Figure record extracts

╭──

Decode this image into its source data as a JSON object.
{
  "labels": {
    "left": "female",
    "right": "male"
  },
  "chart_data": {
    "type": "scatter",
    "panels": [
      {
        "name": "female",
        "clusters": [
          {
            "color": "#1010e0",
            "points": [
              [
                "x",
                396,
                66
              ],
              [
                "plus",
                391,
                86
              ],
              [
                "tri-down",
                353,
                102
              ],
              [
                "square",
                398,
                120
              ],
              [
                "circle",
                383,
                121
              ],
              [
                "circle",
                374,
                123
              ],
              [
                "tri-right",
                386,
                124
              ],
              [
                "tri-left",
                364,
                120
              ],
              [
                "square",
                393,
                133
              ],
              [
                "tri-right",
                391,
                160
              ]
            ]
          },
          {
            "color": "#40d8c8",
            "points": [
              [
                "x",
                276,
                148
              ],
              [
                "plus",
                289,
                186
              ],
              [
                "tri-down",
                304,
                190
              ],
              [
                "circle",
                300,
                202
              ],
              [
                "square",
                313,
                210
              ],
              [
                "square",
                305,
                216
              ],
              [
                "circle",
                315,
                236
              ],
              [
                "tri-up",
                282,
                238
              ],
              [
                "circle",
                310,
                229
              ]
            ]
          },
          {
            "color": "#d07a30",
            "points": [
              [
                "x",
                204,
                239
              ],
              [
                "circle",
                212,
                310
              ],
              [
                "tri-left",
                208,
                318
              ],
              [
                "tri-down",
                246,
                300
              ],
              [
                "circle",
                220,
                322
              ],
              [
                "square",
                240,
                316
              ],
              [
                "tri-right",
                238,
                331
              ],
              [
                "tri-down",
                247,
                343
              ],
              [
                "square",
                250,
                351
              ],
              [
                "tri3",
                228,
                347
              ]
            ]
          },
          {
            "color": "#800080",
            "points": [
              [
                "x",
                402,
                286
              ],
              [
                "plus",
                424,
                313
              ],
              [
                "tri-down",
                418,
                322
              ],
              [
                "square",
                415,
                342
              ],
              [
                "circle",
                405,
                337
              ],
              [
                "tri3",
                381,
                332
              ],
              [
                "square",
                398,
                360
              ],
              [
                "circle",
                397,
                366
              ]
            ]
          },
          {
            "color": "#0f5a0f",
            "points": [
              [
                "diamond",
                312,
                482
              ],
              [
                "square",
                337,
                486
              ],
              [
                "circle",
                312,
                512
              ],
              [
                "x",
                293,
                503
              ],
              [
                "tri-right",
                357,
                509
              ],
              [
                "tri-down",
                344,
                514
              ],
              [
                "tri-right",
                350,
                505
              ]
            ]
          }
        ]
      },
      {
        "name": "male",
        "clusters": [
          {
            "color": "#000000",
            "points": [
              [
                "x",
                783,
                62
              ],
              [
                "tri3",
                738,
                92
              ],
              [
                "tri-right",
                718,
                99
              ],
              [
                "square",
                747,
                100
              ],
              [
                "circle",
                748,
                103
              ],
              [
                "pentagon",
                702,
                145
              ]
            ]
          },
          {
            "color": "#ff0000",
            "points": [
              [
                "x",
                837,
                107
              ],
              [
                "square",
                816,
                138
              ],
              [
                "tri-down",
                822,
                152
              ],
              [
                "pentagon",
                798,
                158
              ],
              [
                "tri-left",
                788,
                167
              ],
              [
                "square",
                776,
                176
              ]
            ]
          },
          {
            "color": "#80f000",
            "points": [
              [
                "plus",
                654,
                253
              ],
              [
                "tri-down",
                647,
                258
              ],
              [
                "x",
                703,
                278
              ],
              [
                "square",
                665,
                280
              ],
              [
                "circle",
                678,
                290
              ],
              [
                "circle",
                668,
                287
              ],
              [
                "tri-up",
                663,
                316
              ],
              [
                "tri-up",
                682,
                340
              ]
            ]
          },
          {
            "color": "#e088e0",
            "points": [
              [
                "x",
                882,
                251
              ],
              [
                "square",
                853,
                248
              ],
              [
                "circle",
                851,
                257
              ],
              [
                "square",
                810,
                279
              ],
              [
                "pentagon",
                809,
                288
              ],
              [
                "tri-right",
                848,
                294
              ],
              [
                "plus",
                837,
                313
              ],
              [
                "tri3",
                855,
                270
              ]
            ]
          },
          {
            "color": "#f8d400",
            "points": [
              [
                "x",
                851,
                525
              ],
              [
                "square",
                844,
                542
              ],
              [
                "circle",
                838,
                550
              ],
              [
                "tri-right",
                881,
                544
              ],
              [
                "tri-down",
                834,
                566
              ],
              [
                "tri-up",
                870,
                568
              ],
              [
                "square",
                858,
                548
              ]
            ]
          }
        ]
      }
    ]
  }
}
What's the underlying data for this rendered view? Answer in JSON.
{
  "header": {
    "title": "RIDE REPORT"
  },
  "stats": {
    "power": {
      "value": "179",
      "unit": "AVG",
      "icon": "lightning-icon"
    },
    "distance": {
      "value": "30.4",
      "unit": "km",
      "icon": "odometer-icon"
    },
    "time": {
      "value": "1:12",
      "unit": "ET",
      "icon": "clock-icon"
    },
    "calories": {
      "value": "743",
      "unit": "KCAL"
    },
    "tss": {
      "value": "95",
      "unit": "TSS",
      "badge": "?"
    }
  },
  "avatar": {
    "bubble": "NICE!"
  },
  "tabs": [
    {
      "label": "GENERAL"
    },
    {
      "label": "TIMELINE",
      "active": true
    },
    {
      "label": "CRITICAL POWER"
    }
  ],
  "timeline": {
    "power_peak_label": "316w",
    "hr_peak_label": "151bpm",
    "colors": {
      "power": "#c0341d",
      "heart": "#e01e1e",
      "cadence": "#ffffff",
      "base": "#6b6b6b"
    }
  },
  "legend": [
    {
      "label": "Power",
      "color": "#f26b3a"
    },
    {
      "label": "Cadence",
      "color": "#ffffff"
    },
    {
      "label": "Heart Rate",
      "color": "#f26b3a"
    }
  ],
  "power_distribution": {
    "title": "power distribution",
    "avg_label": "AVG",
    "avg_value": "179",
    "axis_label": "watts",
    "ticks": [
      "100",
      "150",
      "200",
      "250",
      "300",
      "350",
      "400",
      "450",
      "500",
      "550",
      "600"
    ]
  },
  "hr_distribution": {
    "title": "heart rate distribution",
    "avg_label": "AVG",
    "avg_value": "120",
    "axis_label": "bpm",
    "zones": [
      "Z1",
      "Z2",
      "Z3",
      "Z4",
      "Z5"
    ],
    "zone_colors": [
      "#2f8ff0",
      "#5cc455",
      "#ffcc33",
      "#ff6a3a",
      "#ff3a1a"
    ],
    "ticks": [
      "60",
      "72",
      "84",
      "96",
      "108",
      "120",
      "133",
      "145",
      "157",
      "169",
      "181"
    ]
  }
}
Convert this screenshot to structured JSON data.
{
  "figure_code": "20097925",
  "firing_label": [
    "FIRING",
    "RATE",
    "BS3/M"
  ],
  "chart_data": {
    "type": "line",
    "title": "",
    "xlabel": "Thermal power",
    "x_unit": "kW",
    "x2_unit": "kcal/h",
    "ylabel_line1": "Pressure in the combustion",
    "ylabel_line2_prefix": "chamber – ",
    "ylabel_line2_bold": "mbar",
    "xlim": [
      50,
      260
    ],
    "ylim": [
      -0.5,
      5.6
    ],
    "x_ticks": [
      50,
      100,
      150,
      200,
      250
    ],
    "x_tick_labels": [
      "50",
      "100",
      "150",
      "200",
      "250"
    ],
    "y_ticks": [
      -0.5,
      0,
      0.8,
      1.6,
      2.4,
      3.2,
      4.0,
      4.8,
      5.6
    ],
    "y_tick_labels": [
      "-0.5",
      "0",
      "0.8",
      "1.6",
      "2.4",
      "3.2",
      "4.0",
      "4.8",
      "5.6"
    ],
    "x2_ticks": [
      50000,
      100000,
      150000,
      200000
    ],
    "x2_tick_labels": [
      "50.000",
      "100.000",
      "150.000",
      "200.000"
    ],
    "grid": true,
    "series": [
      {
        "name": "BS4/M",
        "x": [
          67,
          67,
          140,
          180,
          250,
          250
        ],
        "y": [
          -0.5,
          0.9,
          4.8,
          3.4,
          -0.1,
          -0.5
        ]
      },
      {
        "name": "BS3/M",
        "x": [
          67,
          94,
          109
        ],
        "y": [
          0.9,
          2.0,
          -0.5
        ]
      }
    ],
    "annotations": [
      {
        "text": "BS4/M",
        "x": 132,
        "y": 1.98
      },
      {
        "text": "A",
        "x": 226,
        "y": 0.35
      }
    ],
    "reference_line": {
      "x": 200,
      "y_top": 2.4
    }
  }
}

╰──

Work to complete> How many lines in these records hold the string "this"? Reply with the number alone.

Completed exercise> 3